TASK STATEMENT: Below is some material; transcribe all of it exactly.

Records about charts and figures
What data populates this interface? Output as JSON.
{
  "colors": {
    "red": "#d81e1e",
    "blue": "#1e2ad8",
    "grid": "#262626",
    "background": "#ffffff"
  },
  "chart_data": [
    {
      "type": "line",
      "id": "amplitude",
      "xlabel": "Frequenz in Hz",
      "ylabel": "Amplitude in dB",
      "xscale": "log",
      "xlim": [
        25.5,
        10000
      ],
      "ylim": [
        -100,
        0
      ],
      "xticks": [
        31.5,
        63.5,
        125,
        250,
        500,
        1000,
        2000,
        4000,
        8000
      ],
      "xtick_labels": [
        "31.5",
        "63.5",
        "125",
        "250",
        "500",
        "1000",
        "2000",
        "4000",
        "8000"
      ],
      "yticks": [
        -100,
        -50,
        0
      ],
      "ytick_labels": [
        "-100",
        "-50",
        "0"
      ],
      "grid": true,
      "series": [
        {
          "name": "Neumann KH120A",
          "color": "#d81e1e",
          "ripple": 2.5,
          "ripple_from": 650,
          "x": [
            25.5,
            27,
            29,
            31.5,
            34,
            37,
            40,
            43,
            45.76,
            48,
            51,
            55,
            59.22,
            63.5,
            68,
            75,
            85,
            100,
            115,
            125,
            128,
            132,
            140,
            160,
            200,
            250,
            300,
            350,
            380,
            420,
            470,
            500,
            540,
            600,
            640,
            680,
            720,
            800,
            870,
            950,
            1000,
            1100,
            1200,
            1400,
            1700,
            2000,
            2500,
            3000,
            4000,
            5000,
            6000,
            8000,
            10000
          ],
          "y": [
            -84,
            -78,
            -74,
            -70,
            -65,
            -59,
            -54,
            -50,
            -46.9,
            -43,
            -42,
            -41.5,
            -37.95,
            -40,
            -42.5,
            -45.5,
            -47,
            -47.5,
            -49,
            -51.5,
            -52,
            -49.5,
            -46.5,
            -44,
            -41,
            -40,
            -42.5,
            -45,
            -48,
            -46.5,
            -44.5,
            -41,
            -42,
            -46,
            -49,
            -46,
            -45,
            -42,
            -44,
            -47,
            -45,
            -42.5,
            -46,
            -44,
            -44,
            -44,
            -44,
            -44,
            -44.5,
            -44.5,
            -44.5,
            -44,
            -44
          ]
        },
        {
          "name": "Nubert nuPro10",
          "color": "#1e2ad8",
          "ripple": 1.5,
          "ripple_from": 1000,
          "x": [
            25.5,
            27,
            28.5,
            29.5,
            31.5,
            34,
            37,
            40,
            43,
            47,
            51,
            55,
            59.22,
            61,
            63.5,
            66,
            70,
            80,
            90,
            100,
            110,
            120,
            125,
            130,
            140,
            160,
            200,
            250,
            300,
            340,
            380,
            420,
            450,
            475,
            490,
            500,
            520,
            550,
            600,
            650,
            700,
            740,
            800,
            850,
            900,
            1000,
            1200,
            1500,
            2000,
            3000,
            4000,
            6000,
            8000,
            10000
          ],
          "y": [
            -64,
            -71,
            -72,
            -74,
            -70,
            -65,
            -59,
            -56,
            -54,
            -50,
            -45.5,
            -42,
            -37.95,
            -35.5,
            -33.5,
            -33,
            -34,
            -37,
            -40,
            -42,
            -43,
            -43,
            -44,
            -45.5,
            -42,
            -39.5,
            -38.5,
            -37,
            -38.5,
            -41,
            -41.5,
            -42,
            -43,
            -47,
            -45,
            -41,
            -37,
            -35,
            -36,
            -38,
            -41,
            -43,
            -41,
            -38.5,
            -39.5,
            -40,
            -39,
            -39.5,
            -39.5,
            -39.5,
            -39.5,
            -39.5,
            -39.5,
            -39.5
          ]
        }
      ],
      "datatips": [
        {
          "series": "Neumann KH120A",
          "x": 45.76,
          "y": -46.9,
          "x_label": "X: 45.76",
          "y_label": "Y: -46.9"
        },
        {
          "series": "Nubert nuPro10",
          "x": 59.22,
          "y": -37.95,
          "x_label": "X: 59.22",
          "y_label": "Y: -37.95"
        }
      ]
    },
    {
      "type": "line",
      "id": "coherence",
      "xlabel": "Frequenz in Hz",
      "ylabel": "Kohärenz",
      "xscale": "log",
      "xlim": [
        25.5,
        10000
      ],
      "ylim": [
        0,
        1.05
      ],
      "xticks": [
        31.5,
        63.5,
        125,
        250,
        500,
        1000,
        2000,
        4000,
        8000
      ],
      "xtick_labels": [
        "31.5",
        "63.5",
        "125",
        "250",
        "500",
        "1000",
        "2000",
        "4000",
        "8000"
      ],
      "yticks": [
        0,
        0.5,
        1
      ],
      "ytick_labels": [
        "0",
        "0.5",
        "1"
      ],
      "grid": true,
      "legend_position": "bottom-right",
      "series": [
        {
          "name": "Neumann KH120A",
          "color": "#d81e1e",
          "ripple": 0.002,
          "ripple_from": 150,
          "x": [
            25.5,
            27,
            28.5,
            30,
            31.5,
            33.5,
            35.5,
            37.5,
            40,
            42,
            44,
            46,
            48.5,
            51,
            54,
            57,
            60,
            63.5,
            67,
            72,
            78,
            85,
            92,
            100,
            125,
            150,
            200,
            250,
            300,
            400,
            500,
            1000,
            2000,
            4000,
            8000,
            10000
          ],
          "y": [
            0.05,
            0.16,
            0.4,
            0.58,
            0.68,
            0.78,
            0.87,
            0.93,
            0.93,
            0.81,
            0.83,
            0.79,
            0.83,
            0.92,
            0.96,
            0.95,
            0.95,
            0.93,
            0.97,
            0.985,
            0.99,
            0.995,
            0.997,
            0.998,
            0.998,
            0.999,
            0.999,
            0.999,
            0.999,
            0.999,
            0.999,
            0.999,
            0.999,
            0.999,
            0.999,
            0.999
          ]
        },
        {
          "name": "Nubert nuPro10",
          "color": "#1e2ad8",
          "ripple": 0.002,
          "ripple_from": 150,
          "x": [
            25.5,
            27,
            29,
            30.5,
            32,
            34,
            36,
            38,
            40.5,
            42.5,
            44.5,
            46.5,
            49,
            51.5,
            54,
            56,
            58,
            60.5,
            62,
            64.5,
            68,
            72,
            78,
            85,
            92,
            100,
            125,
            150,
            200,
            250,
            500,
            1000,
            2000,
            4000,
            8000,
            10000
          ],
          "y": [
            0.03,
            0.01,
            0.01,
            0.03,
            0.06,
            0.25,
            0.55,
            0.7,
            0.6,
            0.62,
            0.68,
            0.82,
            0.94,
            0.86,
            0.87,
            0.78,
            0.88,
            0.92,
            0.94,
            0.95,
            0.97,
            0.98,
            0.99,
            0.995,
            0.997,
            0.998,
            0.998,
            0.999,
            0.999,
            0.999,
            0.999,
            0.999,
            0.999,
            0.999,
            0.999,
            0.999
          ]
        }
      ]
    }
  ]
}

COMPLETE RESPONSE:
What data populates this interface? Output as JSON.
{
  "colors": {
    "red": "#d81e1e",
    "blue": "#1e2ad8",
    "grid": "#262626",
    "background": "#ffffff"
  },
  "chart_data": [
    {
      "type": "line",
      "id": "amplitude",
      "xlabel": "Frequenz in Hz",
      "ylabel": "Amplitude in dB",
      "xscale": "log",
      "xlim": [
        25.5,
        10000
      ],
      "ylim": [
        -100,
        0
      ],
      "xticks": [
        31.5,
        63.5,
        125,
        250,
        500,
        1000,
        2000,
        4000,
        8000
      ],
      "xtick_labels": [
        "31.5",
        "63.5",
        "125",
        "250",
        "500",
        "1000",
        "2000",
        "4000",
        "8000"
      ],
      "yticks": [
        -100,
        -50,
        0
      ],
      "ytick_labels": [
        "-100",
        "-50",
        "0"
      ],
      "grid": true,
      "series": [
        {
          "name": "Neumann KH120A",
          "color": "#d81e1e",
          "ripple": 2.5,
          "ripple_from": 650,
          "x": [
            25.5,
            27,
            29,
            31.5,
            34,
            37,
            40,
            43,
            45.76,
            48,
            51,
            55,
            59.22,
            63.5,
            68,
            75,
            85,
            100,
            115,
            125,
            128,
            132,
            140,
            160,
            200,
            250,
            300,
            350,
            380,
            420,
            470,
            500,
            540,
            600,
            640,
            680,
            720,
            800,
            870,
            950,
            1000,
            1100,
            1200,
            1400,
            1700,
            2000,
            2500,
            3000,
            4000,
            5000,
            6000,
            8000,
            10000
          ],
          "y": [
            -84,
            -78,
            -74,
            -70,
            -65,
            -59,
            -54,
            -50,
            -46.9,
            -43,
            -42,
            -41.5,
            -37.95,
            -40,
            -42.5,
            -45.5,
            -47,
            -47.5,
            -49,
            -51.5,
            -52,
            -49.5,
            -46.5,
            -44,
            -41,
            -40,
            -42.5,
            -45,
            -48,
            -46.5,
            -44.5,
            -41,
            -42,
            -46,
            -49,
            -46,
            -45,
            -42,
            -44,
            -47,
            -45,
            -42.5,
            -46,
            -44,
            -44,
            -44,
            -44,
            -44,
            -44.5,
            -44.5,
            -44.5,
            -44,
            -44
          ]
        },
        {
          "name": "Nubert nuPro10",
          "color": "#1e2ad8",
          "ripple": 1.5,
          "ripple_from": 1000,
          "x": [
            25.5,
            27,
            28.5,
            29.5,
            31.5,
            34,
            37,
            40,
            43,
            47,
            51,
            55,
            59.22,
            61,
            63.5,
            66,
            70,
            80,
            90,
            100,
            110,
            120,
            125,
            130,
            140,
            160,
            200,
            250,
            300,
            340,
            380,
            420,
            450,
            475,
            490,
            500,
            520,
            550,
            600,
            650,
            700,
            740,
            800,
            850,
            900,
            1000,
            1200,
            1500,
            2000,
            3000,
            4000,
            6000,
            8000,
            10000
          ],
          "y": [
            -64,
            -71,
            -72,
            -74,
            -70,
            -65,
            -59,
            -56,
            -54,
            -50,
            -45.5,
            -42,
            -37.95,
            -35.5,
            -33.5,
            -33,
            -34,
            -37,
            -40,
            -42,
            -43,
            -43,
            -44,
            -45.5,
            -42,
            -39.5,
            -38.5,
            -37,
            -38.5,
            -41,
            -41.5,
            -42,
            -43,
            -47,
            -45,
            -41,
            -37,
            -35,
            -36,
            -38,
            -41,
            -43,
            -41,
            -38.5,
            -39.5,
            -40,
            -39,
            -39.5,
            -39.5,
            -39.5,
            -39.5,
            -39.5,
            -39.5,
            -39.5
          ]
        }
      ],
      "datatips": [
        {
          "series": "Neumann KH120A",
          "x": 45.76,
          "y": -46.9,
          "x_label": "X: 45.76",
          "y_label": "Y: -46.9"
        },
        {
          "series": "Nubert nuPro10",
          "x": 59.22,
          "y": -37.95,
          "x_label": "X: 59.22",
          "y_label": "Y: -37.95"
        }
      ]
    },
    {
      "type": "line",
      "id": "coherence",
      "xlabel": "Frequenz in Hz",
      "ylabel": "Kohärenz",
      "xscale": "log",
      "xlim": [
        25.5,
        10000
      ],
      "ylim": [
        0,
        1.05
      ],
      "xticks": [
        31.5,
        63.5,
        125,
        250,
        500,
        1000,
        2000,
        4000,
        8000
      ],
      "xtick_labels": [
        "31.5",
        "63.5",
        "125",
        "250",
        "500",
        "1000",
        "2000",
        "4000",
        "8000"
      ],
      "yticks": [
        0,
        0.5,
        1
      ],
      "ytick_labels": [
        "0",
        "0.5",
        "1"
      ],
      "grid": true,
      "legend_position": "bottom-right",
      "series": [
        {
          "name": "Neumann KH120A",
          "color": "#d81e1e",
          "ripple": 0.002,
          "ripple_from": 150,
          "x": [
            25.5,
            27,
            28.5,
            30,
            31.5,
            33.5,
            35.5,
            37.5,
            40,
            42,
            44,
            46,
            48.5,
            51,
            54,
            57,
            60,
            63.5,
            67,
            72,
            78,
            85,
            92,
            100,
            125,
            150,
            200,
            250,
            300,
            400,
            500,
            1000,
            2000,
            4000,
            8000,
            10000
          ],
          "y": [
            0.05,
            0.16,
            0.4,
            0.58,
            0.68,
            0.78,
            0.87,
            0.93,
            0.93,
            0.81,
            0.83,
            0.79,
            0.83,
            0.92,
            0.96,
            0.95,
            0.95,
            0.93,
            0.97,
            0.985,
            0.99,
            0.995,
            0.997,
            0.998,
            0.998,
            0.999,
            0.999,
            0.999,
            0.999,
            0.999,
            0.999,
            0.999,
            0.999,
            0.999,
            0.999,
            0.999
          ]
        },
        {
          "name": "Nubert nuPro10",
          "color": "#1e2ad8",
          "ripple": 0.002,
          "ripple_from": 150,
          "x": [
            25.5,
            27,
            29,
            30.5,
            32,
            34,
            36,
            38,
            40.5,
            42.5,
            44.5,
            46.5,
            49,
            51.5,
            54,
            56,
            58,
            60.5,
            62,
            64.5,
            68,
            72,
            78,
            85,
            92,
            100,
            125,
            150,
            200,
            250,
            500,
            1000,
            2000,
            4000,
            8000,
            10000
          ],
          "y": [
            0.03,
            0.01,
            0.01,
            0.03,
            0.06,
            0.25,
            0.55,
            0.7,
            0.6,
            0.62,
            0.68,
            0.82,
            0.94,
            0.86,
            0.87,
            0.78,
            0.88,
            0.92,
            0.94,
            0.95,
            0.97,
            0.98,
            0.99,
            0.995,
            0.997,
            0.998,
            0.998,
            0.999,
            0.999,
            0.999,
            0.999,
            0.999,
            0.999,
            0.999,
            0.999,
            0.999
          ]
        }
      ]
    }
  ]
}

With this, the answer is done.